## Begin

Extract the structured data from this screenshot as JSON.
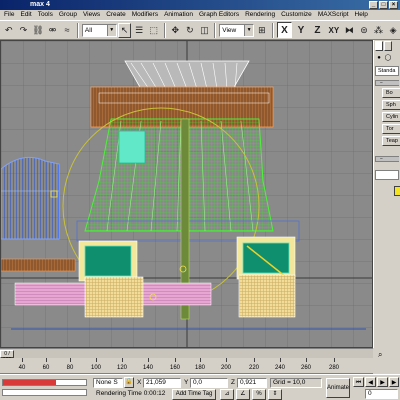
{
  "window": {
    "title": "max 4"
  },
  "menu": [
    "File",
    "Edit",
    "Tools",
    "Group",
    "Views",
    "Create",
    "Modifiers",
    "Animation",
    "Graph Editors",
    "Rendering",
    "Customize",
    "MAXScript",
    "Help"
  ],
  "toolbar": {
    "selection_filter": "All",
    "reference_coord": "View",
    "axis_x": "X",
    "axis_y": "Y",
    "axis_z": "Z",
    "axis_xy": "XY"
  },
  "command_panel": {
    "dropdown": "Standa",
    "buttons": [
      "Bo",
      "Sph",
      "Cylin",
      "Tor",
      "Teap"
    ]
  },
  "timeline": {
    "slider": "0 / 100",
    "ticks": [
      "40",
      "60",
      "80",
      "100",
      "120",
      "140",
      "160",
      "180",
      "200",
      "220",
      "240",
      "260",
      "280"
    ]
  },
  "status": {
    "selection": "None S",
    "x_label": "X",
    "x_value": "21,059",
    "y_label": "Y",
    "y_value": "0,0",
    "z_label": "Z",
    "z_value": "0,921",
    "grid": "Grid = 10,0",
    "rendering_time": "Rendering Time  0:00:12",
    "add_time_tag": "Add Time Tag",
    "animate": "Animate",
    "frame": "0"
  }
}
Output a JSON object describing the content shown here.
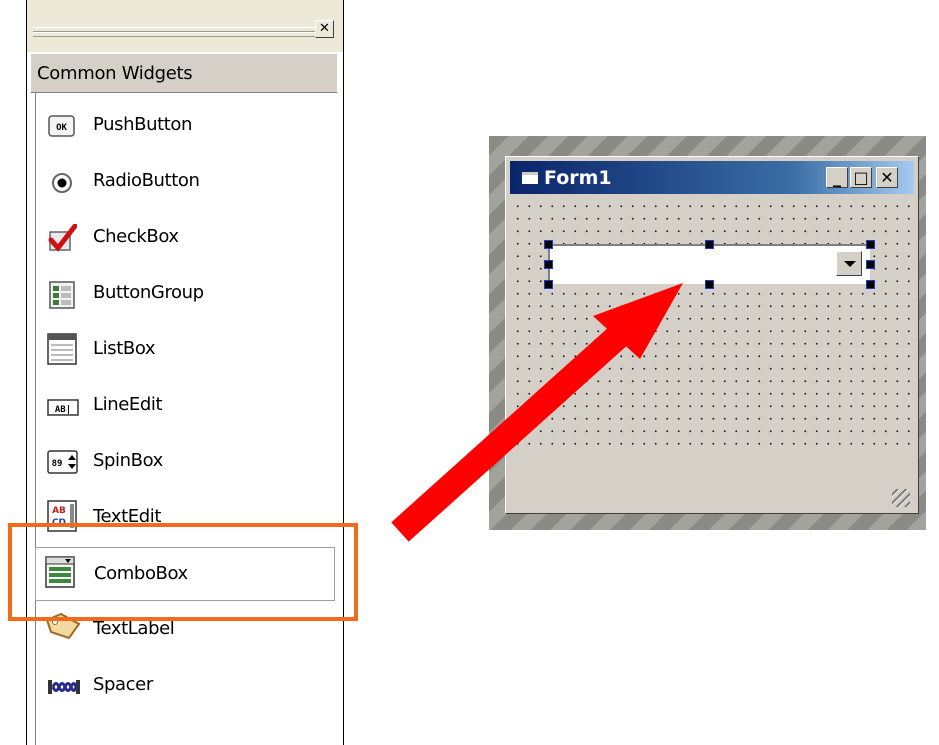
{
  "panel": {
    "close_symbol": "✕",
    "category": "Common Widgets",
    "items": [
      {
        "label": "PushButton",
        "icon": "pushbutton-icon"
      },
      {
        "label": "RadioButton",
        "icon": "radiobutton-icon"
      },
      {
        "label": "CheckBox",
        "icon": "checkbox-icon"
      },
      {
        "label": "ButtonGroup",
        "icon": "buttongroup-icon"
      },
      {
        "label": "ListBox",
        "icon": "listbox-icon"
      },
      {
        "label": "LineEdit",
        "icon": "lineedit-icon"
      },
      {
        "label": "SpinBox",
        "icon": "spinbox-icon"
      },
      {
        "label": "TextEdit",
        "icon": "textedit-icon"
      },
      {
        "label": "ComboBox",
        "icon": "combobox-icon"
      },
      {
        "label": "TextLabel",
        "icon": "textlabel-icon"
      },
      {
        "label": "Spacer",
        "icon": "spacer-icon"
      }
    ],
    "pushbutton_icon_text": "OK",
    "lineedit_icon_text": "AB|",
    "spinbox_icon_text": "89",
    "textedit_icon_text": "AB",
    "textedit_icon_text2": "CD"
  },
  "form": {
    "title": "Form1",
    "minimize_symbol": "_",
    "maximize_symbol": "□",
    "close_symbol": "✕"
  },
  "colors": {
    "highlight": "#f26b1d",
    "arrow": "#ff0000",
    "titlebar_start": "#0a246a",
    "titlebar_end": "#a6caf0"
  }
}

## End
## Begin

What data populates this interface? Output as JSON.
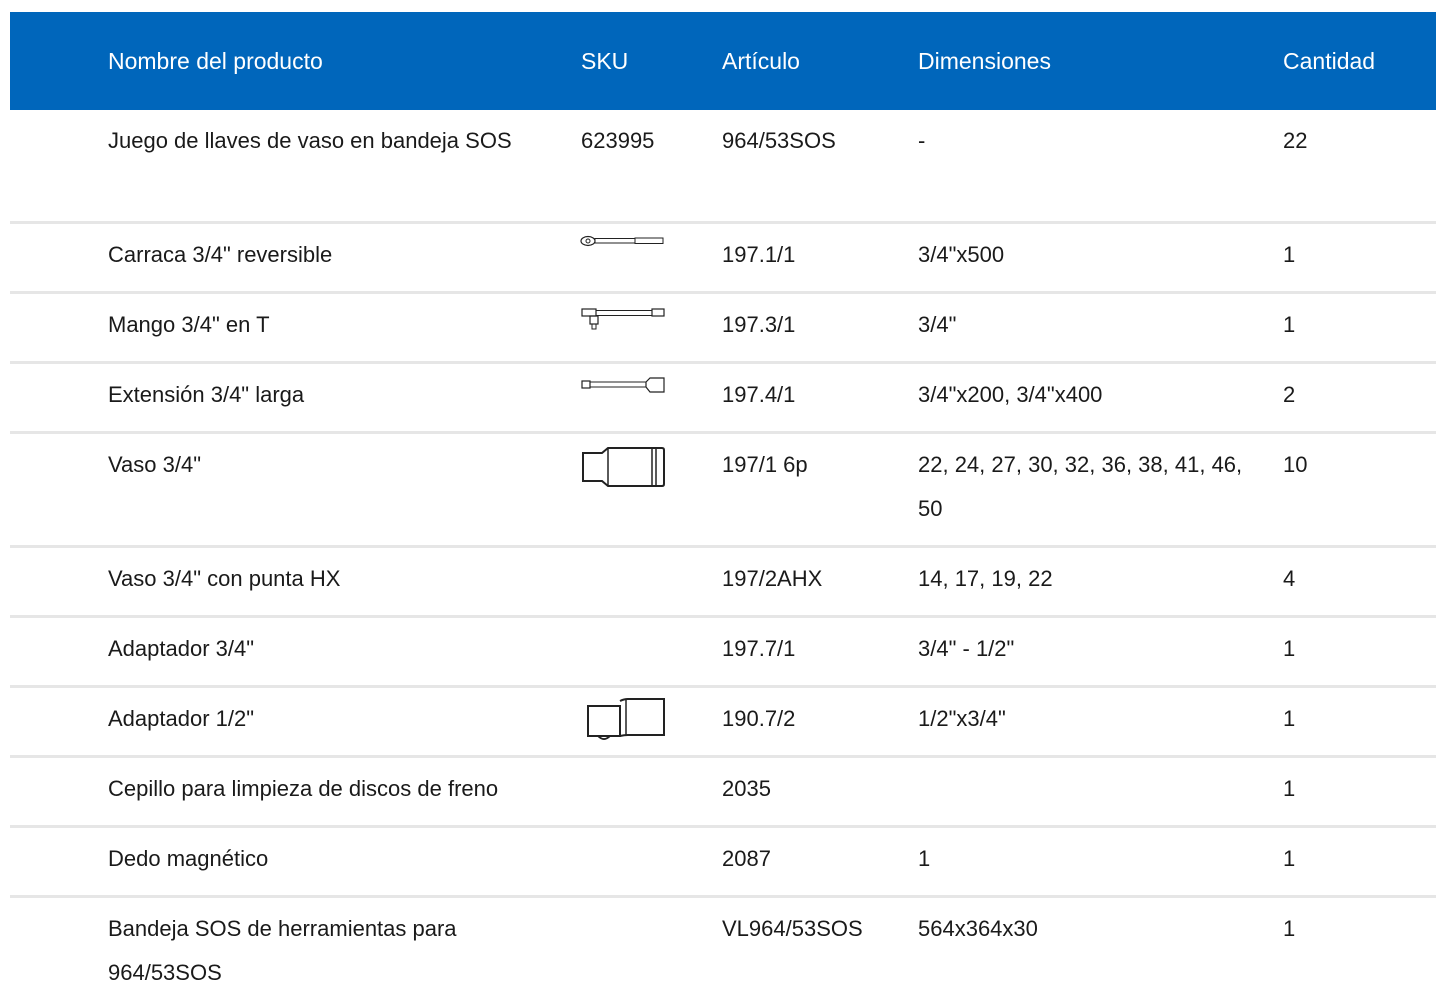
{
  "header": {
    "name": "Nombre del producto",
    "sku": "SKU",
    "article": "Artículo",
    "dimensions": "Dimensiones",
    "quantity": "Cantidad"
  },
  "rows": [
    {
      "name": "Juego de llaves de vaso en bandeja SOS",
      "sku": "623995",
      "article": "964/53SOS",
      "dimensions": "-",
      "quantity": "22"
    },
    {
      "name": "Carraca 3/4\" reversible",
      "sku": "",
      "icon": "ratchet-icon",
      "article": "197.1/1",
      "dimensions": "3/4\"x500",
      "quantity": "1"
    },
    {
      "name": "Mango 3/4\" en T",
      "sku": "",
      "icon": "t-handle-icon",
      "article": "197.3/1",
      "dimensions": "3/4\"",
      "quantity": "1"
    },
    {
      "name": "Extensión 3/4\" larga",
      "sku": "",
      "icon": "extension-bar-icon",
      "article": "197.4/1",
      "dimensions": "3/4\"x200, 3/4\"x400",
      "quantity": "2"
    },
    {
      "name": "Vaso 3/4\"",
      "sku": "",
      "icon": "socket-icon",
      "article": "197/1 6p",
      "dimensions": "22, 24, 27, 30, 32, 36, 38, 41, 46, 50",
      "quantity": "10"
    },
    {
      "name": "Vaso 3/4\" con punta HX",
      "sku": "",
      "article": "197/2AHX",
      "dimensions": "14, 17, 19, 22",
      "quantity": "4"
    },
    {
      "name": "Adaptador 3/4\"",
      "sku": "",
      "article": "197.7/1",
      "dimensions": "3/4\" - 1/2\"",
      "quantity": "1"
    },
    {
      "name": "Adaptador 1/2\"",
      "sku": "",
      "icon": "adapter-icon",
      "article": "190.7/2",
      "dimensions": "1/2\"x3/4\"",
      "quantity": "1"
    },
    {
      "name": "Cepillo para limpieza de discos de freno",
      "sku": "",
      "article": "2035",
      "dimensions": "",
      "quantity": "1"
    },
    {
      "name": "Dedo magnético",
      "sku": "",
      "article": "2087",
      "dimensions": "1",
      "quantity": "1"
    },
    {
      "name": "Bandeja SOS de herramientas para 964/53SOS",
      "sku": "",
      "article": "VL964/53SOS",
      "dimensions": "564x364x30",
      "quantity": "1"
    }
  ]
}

## End
## Begin

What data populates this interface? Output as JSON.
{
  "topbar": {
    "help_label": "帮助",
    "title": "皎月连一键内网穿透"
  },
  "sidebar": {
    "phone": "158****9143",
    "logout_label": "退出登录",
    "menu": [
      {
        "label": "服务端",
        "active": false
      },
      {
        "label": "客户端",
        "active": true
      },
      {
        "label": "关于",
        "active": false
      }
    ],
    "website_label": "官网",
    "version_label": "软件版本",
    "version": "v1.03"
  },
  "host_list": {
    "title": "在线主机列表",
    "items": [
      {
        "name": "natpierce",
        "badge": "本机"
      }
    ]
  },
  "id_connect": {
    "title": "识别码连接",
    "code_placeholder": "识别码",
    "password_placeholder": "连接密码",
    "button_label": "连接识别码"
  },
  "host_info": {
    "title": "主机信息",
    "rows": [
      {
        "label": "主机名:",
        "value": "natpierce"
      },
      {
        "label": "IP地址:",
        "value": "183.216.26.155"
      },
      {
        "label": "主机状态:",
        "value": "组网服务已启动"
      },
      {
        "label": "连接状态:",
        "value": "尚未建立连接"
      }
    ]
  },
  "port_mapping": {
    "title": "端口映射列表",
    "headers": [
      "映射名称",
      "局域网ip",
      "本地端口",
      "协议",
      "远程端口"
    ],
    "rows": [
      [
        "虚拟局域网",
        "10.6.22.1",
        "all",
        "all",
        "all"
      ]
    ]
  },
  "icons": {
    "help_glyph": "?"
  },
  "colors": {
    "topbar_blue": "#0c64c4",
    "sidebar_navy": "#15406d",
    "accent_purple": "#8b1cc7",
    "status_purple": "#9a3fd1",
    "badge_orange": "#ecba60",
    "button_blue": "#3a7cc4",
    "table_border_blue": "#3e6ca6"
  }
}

## End

AIM:
Write out every line of the listing that holds the word "Rendering".

WRITTEN ANSWER:
    "Rendering",
    "rendering_time": "Rendering Time  0:00:12",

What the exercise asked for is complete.